(Dataset records)
● ● ● ● ●

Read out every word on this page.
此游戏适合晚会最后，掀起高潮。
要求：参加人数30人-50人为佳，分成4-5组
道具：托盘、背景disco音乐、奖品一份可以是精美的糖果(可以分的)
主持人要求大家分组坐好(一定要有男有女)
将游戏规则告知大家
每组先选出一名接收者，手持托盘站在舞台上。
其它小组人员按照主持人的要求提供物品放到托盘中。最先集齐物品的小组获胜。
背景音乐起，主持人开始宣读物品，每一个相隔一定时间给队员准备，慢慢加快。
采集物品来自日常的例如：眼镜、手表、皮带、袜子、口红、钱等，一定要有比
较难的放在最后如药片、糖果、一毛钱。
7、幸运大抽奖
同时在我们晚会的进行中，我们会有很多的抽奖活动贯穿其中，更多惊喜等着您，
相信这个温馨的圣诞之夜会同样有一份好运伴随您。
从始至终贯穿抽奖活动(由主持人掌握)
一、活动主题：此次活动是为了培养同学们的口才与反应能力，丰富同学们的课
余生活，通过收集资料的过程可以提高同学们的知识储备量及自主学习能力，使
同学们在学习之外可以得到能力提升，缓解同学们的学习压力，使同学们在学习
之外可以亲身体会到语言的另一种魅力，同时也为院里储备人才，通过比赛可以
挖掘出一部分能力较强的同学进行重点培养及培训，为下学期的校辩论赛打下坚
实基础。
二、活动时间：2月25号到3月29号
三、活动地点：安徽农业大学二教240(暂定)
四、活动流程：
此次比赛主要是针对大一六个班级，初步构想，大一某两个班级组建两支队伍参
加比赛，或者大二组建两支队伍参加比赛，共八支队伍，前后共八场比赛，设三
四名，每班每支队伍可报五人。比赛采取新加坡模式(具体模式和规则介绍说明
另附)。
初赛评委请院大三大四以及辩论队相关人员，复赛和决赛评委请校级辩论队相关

● ● ● ● ●

■ EXERCISE TASK: Copy every line of the records word for word.

■ SOLUTION TO THE PROBLEM:
Read out every word on this page.
此游戏适合晚会最后，掀起高潮。
要求：参加人数30人-50人为佳，分成4-5组
道具：托盘、背景disco音乐、奖品一份可以是精美的糖果(可以分的)
主持人要求大家分组坐好(一定要有男有女)
将游戏规则告知大家
每组先选出一名接收者，手持托盘站在舞台上。
其它小组人员按照主持人的要求提供物品放到托盘中。最先集齐物品的小组获胜。
背景音乐起，主持人开始宣读物品，每一个相隔一定时间给队员准备，慢慢加快。
采集物品来自日常的例如：眼镜、手表、皮带、袜子、口红、钱等，一定要有比
较难的放在最后如药片、糖果、一毛钱。
7、幸运大抽奖
同时在我们晚会的进行中，我们会有很多的抽奖活动贯穿其中，更多惊喜等着您，
相信这个温馨的圣诞之夜会同样有一份好运伴随您。
从始至终贯穿抽奖活动(由主持人掌握)
一、活动主题：此次活动是为了培养同学们的口才与反应能力，丰富同学们的课
余生活，通过收集资料的过程可以提高同学们的知识储备量及自主学习能力，使
同学们在学习之外可以得到能力提升，缓解同学们的学习压力，使同学们在学习
之外可以亲身体会到语言的另一种魅力，同时也为院里储备人才，通过比赛可以
挖掘出一部分能力较强的同学进行重点培养及培训，为下学期的校辩论赛打下坚
实基础。
二、活动时间：2月25号到3月29号
三、活动地点：安徽农业大学二教240(暂定)
四、活动流程：
此次比赛主要是针对大一六个班级，初步构想，大一某两个班级组建两支队伍参
加比赛，或者大二组建两支队伍参加比赛，共八支队伍，前后共八场比赛，设三
四名，每班每支队伍可报五人。比赛采取新加坡模式(具体模式和规则介绍说明
另附)。
初赛评委请院大三大四以及辩论队相关人员，复赛和决赛评委请校级辩论队相关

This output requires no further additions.